**Exercise requirements**
List all lines of the data containing the word "name".

— start —

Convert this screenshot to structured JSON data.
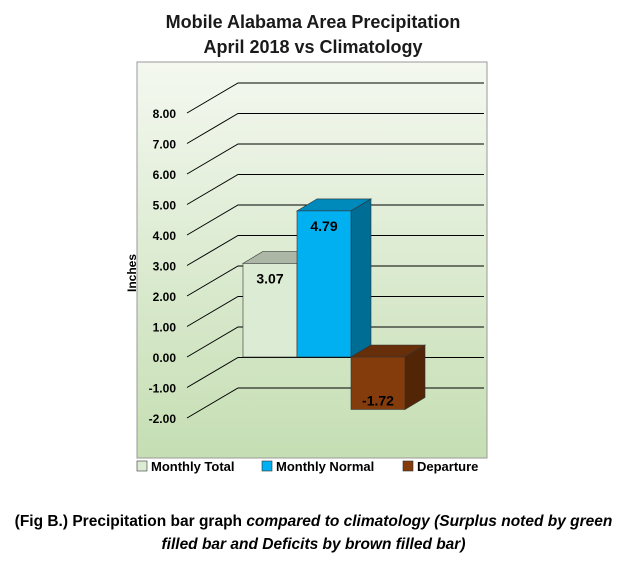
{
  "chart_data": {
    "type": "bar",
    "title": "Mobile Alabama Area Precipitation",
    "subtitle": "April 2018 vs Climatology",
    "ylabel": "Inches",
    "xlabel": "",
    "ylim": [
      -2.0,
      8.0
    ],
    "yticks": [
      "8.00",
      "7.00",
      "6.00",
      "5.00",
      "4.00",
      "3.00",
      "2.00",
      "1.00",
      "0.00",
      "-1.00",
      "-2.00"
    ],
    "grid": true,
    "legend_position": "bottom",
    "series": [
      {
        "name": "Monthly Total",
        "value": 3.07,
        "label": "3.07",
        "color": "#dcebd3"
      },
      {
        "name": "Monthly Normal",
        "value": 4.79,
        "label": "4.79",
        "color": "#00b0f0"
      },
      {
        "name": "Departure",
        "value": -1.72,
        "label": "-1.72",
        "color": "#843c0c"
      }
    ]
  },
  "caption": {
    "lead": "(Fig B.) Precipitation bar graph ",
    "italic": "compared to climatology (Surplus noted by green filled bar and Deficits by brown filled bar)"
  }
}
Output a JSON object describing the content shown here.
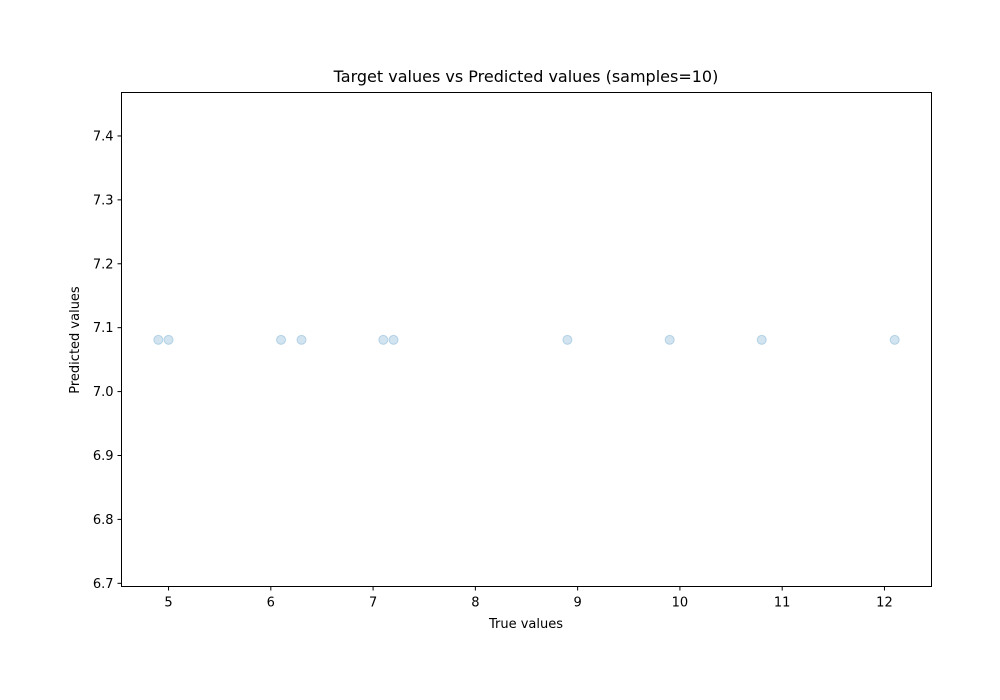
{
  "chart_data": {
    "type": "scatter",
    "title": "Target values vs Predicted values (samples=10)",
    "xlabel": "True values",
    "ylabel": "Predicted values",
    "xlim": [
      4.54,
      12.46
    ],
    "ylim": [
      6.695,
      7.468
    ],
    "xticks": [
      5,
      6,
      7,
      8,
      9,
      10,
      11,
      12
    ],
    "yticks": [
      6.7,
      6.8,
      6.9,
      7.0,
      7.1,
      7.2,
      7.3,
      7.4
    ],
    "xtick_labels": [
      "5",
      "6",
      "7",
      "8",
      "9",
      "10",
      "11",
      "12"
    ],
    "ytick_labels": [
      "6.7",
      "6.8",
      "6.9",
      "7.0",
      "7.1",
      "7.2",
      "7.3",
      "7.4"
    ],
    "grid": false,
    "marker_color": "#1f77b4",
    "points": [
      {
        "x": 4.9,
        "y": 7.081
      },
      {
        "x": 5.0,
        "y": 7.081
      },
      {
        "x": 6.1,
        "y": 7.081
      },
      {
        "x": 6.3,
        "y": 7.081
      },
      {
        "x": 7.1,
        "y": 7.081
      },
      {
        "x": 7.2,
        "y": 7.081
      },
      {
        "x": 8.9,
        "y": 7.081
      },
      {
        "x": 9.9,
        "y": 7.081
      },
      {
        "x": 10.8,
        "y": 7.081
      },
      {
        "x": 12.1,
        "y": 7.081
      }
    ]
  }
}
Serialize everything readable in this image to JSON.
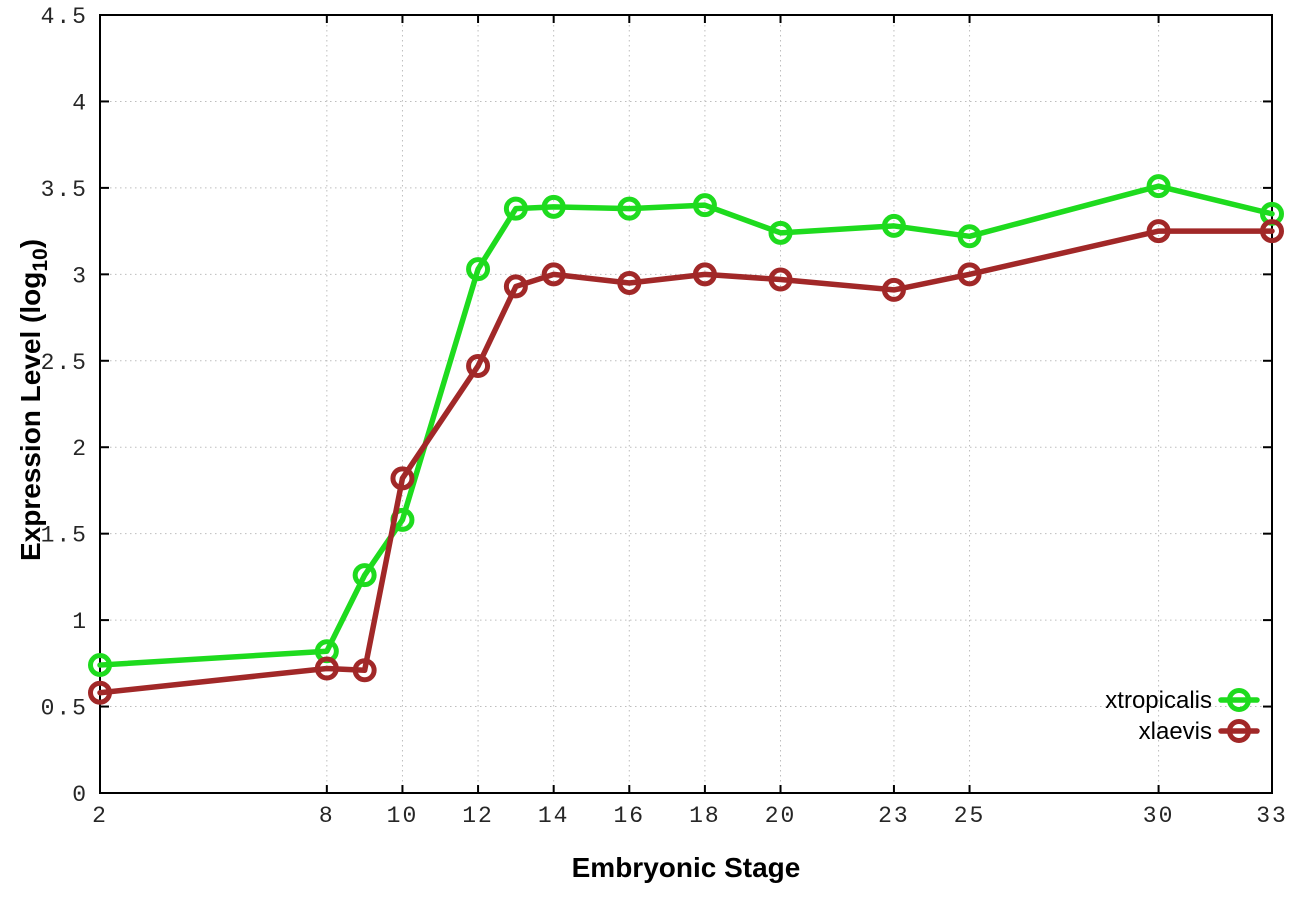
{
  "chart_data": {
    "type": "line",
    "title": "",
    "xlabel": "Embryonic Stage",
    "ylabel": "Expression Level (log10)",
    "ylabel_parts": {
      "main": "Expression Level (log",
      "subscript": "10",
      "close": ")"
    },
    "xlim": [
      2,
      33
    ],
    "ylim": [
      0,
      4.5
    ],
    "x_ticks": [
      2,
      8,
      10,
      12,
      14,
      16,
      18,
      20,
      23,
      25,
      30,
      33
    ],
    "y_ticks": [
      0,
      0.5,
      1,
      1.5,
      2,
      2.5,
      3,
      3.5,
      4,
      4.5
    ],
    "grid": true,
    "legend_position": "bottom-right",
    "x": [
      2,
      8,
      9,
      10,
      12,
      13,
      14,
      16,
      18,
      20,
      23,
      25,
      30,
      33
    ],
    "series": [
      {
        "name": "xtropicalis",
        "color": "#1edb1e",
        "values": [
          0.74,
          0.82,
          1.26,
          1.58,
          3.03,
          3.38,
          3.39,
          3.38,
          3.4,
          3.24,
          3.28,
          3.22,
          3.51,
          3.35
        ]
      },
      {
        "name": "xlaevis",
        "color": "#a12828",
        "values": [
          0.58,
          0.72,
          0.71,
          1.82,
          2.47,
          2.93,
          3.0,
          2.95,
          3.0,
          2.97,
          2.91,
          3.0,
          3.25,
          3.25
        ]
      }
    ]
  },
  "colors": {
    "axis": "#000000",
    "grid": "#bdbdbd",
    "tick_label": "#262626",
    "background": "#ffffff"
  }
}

— end —
— start —

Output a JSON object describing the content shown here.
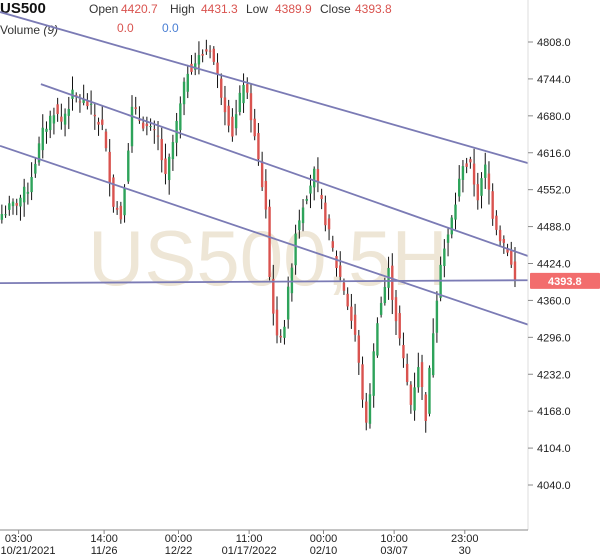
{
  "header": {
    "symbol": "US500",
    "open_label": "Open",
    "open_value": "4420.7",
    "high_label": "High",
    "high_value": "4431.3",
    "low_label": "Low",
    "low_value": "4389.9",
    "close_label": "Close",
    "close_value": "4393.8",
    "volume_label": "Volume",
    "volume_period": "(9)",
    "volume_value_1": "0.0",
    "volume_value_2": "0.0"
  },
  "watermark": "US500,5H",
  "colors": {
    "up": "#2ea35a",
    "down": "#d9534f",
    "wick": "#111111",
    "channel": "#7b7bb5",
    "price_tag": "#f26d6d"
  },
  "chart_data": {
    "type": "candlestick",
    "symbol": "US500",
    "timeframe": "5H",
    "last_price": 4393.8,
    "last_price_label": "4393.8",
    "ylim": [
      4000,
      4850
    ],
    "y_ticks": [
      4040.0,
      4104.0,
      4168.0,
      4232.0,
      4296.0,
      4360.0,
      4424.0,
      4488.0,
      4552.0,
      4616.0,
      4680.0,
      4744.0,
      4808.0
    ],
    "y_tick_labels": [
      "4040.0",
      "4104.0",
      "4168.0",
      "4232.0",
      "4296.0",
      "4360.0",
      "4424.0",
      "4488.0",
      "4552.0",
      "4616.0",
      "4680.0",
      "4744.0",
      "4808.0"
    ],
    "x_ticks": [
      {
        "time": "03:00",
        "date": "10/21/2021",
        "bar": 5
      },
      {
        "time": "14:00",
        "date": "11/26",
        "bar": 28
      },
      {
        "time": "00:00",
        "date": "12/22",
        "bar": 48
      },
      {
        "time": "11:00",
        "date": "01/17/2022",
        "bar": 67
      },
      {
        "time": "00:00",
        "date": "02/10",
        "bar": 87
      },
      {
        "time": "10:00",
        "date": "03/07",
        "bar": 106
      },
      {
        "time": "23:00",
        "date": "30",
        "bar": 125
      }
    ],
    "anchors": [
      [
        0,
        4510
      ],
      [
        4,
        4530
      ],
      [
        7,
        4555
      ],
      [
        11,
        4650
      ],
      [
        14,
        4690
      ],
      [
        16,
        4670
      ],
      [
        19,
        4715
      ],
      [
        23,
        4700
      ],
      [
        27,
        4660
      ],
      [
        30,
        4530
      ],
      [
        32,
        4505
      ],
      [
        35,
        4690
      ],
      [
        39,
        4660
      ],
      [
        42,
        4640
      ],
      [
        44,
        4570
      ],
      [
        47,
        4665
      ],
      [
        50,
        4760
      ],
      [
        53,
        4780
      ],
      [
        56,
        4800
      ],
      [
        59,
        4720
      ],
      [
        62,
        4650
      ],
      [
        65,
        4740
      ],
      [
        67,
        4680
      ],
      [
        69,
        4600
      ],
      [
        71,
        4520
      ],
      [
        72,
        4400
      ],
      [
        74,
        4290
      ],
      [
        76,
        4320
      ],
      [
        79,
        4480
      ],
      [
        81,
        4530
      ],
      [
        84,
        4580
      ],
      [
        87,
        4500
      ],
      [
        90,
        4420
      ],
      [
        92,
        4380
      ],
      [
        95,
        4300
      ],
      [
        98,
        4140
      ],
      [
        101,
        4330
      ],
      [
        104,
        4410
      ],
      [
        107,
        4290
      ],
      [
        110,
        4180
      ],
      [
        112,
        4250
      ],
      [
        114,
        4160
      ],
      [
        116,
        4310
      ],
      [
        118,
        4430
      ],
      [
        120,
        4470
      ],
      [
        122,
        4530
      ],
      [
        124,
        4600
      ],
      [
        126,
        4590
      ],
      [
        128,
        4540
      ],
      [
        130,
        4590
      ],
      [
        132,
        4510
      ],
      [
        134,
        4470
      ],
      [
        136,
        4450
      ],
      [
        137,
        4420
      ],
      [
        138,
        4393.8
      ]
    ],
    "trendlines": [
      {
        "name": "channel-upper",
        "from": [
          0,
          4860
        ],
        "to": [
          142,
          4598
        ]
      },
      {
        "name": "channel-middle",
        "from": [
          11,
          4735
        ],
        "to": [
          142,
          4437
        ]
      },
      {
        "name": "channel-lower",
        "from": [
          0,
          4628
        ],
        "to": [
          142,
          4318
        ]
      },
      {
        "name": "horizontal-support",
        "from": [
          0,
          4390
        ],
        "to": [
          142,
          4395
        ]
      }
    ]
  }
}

— end —

**Problem solution**
        "name": "Monthly Total",
        "name": "Monthly Normal",
        "name": "Departure",
        "name": "xtropicalis",
        "name": "xlaevis",
        "name": "channel-upper",
        "name": "channel-middle",
        "name": "channel-lower",
        "name": "horizontal-support",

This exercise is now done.